Copy out every line of the data exactly.

[Saved data entries]
╔══

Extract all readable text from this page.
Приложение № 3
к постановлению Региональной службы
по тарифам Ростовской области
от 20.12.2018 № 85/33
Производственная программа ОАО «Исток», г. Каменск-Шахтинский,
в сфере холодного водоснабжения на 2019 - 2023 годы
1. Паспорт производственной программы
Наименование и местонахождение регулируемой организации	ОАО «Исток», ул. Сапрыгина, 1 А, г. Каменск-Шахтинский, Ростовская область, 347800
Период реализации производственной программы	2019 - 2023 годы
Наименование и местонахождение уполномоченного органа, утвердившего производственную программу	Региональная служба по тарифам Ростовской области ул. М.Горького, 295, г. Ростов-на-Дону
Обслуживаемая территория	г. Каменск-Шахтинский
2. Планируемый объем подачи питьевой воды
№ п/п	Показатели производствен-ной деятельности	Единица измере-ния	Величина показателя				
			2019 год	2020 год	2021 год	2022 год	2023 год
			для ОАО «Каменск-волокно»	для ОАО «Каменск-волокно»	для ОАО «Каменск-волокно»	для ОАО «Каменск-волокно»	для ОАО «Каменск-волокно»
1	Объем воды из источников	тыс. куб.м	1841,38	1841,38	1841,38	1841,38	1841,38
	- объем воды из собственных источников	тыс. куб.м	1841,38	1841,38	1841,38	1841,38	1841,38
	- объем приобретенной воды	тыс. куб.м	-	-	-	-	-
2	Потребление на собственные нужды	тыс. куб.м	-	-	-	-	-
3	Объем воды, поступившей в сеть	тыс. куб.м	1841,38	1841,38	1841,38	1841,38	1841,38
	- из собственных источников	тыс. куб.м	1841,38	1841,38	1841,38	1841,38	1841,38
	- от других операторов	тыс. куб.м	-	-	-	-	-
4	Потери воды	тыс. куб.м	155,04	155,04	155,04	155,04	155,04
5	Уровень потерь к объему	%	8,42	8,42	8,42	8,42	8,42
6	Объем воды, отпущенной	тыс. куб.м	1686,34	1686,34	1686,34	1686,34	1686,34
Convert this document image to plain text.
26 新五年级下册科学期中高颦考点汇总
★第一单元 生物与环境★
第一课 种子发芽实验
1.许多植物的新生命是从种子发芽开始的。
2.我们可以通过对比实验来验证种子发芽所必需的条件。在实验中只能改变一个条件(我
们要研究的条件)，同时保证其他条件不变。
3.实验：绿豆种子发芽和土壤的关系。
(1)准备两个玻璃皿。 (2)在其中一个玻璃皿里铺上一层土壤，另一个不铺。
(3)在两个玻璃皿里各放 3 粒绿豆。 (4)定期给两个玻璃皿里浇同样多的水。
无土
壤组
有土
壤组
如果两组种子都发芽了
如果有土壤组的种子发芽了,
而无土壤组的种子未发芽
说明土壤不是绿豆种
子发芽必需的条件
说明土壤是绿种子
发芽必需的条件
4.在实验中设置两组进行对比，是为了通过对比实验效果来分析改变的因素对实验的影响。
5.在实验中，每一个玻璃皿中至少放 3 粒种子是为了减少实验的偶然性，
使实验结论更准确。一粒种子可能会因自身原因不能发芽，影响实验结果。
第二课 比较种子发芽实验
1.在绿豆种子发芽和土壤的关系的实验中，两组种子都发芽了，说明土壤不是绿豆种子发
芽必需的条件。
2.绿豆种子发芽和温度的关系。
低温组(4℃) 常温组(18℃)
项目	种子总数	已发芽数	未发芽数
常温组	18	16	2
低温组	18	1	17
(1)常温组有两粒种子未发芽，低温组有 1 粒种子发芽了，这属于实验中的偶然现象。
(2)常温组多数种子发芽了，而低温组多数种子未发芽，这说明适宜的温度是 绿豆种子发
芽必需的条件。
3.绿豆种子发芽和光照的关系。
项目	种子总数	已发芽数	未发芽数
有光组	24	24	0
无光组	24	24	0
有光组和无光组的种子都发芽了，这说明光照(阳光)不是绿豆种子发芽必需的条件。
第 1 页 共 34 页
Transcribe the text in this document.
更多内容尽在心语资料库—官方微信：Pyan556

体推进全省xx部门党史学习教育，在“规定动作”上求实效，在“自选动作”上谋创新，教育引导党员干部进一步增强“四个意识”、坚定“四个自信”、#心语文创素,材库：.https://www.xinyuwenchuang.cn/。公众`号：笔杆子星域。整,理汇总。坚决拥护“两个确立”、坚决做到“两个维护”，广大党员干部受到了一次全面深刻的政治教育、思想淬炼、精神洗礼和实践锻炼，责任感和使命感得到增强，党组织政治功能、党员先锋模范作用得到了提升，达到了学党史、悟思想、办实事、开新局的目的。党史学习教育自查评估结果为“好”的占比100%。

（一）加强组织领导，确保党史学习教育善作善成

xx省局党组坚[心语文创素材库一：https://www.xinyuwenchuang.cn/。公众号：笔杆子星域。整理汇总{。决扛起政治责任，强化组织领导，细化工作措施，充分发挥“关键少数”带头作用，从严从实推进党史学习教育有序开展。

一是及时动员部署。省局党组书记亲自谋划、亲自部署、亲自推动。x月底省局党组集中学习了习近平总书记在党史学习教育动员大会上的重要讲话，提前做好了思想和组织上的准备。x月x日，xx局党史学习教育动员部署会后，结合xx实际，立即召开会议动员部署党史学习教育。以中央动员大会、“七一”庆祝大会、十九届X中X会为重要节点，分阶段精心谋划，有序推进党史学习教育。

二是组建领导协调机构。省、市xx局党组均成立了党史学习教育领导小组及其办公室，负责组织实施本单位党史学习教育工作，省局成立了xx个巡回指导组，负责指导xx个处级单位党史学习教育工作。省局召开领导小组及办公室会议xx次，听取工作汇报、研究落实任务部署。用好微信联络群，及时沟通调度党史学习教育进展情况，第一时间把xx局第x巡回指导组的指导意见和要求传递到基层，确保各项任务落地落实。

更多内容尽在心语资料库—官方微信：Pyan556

╚══

EXERCISE OUTPUT:
Extract all readable text from this page.
Приложение № 3
к постановлению Региональной службы
по тарифам Ростовской области
от 20.12.2018 № 85/33
Производственная программа ОАО «Исток», г. Каменск-Шахтинский,
в сфере холодного водоснабжения на 2019 - 2023 годы
1. Паспорт производственной программы
Наименование и местонахождение регулируемой организации	ОАО «Исток», ул. Сапрыгина, 1 А, г. Каменск-Шахтинский, Ростовская область, 347800
Период реализации производственной программы	2019 - 2023 годы
Наименование и местонахождение уполномоченного органа, утвердившего производственную программу	Региональная служба по тарифам Ростовской области ул. М.Горького, 295, г. Ростов-на-Дону
Обслуживаемая территория	г. Каменск-Шахтинский
2. Планируемый объем подачи питьевой воды
№ п/п	Показатели производствен-ной деятельности	Единица измере-ния	Величина показателя				
			2019 год	2020 год	2021 год	2022 год	2023 год
			для ОАО «Каменск-волокно»	для ОАО «Каменск-волокно»	для ОАО «Каменск-волокно»	для ОАО «Каменск-волокно»	для ОАО «Каменск-волокно»
1	Объем воды из источников	тыс. куб.м	1841,38	1841,38	1841,38	1841,38	1841,38
	- объем воды из собственных источников	тыс. куб.м	1841,38	1841,38	1841,38	1841,38	1841,38
	- объем приобретенной воды	тыс. куб.м	-	-	-	-	-
2	Потребление на собственные нужды	тыс. куб.м	-	-	-	-	-
3	Объем воды, поступившей в сеть	тыс. куб.м	1841,38	1841,38	1841,38	1841,38	1841,38
	- из собственных источников	тыс. куб.м	1841,38	1841,38	1841,38	1841,38	1841,38
	- от других операторов	тыс. куб.м	-	-	-	-	-
4	Потери воды	тыс. куб.м	155,04	155,04	155,04	155,04	155,04
5	Уровень потерь к объему	%	8,42	8,42	8,42	8,42	8,42
6	Объем воды, отпущенной	тыс. куб.м	1686,34	1686,34	1686,34	1686,34	1686,34
Convert this document image to plain text.
26 新五年级下册科学期中高颦考点汇总
★第一单元 生物与环境★
第一课 种子发芽实验
1.许多植物的新生命是从种子发芽开始的。
2.我们可以通过对比实验来验证种子发芽所必需的条件。在实验中只能改变一个条件(我
们要研究的条件)，同时保证其他条件不变。
3.实验：绿豆种子发芽和土壤的关系。
(1)准备两个玻璃皿。 (2)在其中一个玻璃皿里铺上一层土壤，另一个不铺。
(3)在两个玻璃皿里各放 3 粒绿豆。 (4)定期给两个玻璃皿里浇同样多的水。
无土
壤组
有土
壤组
如果两组种子都发芽了
如果有土壤组的种子发芽了,
而无土壤组的种子未发芽
说明土壤不是绿豆种
子发芽必需的条件
说明土壤是绿种子
发芽必需的条件
4.在实验中设置两组进行对比，是为了通过对比实验效果来分析改变的因素对实验的影响。
5.在实验中，每一个玻璃皿中至少放 3 粒种子是为了减少实验的偶然性，
使实验结论更准确。一粒种子可能会因自身原因不能发芽，影响实验结果。
第二课 比较种子发芽实验
1.在绿豆种子发芽和土壤的关系的实验中，两组种子都发芽了，说明土壤不是绿豆种子发
芽必需的条件。
2.绿豆种子发芽和温度的关系。
低温组(4℃) 常温组(18℃)
项目	种子总数	已发芽数	未发芽数
常温组	18	16	2
低温组	18	1	17
(1)常温组有两粒种子未发芽，低温组有 1 粒种子发芽了，这属于实验中的偶然现象。
(2)常温组多数种子发芽了，而低温组多数种子未发芽，这说明适宜的温度是 绿豆种子发
芽必需的条件。
3.绿豆种子发芽和光照的关系。
项目	种子总数	已发芽数	未发芽数
有光组	24	24	0
无光组	24	24	0
有光组和无光组的种子都发芽了，这说明光照(阳光)不是绿豆种子发芽必需的条件。
第 1 页 共 34 页
Transcribe the text in this document.
更多内容尽在心语资料库—官方微信：Pyan556

体推进全省xx部门党史学习教育，在“规定动作”上求实效，在“自选动作”上谋创新，教育引导党员干部进一步增强“四个意识”、坚定“四个自信”、#心语文创素,材库：.https://www.xinyuwenchuang.cn/。公众`号：笔杆子星域。整,理汇总。坚决拥护“两个确立”、坚决做到“两个维护”，广大党员干部受到了一次全面深刻的政治教育、思想淬炼、精神洗礼和实践锻炼，责任感和使命感得到增强，党组织政治功能、党员先锋模范作用得到了提升，达到了学党史、悟思想、办实事、开新局的目的。党史学习教育自查评估结果为“好”的占比100%。

（一）加强组织领导，确保党史学习教育善作善成

xx省局党组坚[心语文创素材库一：https://www.xinyuwenchuang.cn/。公众号：笔杆子星域。整理汇总{。决扛起政治责任，强化组织领导，细化工作措施，充分发挥“关键少数”带头作用，从严从实推进党史学习教育有序开展。

一是及时动员部署。省局党组书记亲自谋划、亲自部署、亲自推动。x月底省局党组集中学习了习近平总书记在党史学习教育动员大会上的重要讲话，提前做好了思想和组织上的准备。x月x日，xx局党史学习教育动员部署会后，结合xx实际，立即召开会议动员部署党史学习教育。以中央动员大会、“七一”庆祝大会、十九届X中X会为重要节点，分阶段精心谋划，有序推进党史学习教育。

二是组建领导协调机构。省、市xx局党组均成立了党史学习教育领导小组及其办公室，负责组织实施本单位党史学习教育工作，省局成立了xx个巡回指导组，负责指导xx个处级单位党史学习教育工作。省局召开领导小组及办公室会议xx次，听取工作汇报、研究落实任务部署。用好微信联络群，及时沟通调度党史学习教育进展情况，第一时间把xx局第x巡回指导组的指导意见和要求传递到基层，确保各项任务落地落实。

更多内容尽在心语资料库—官方微信：Pyan556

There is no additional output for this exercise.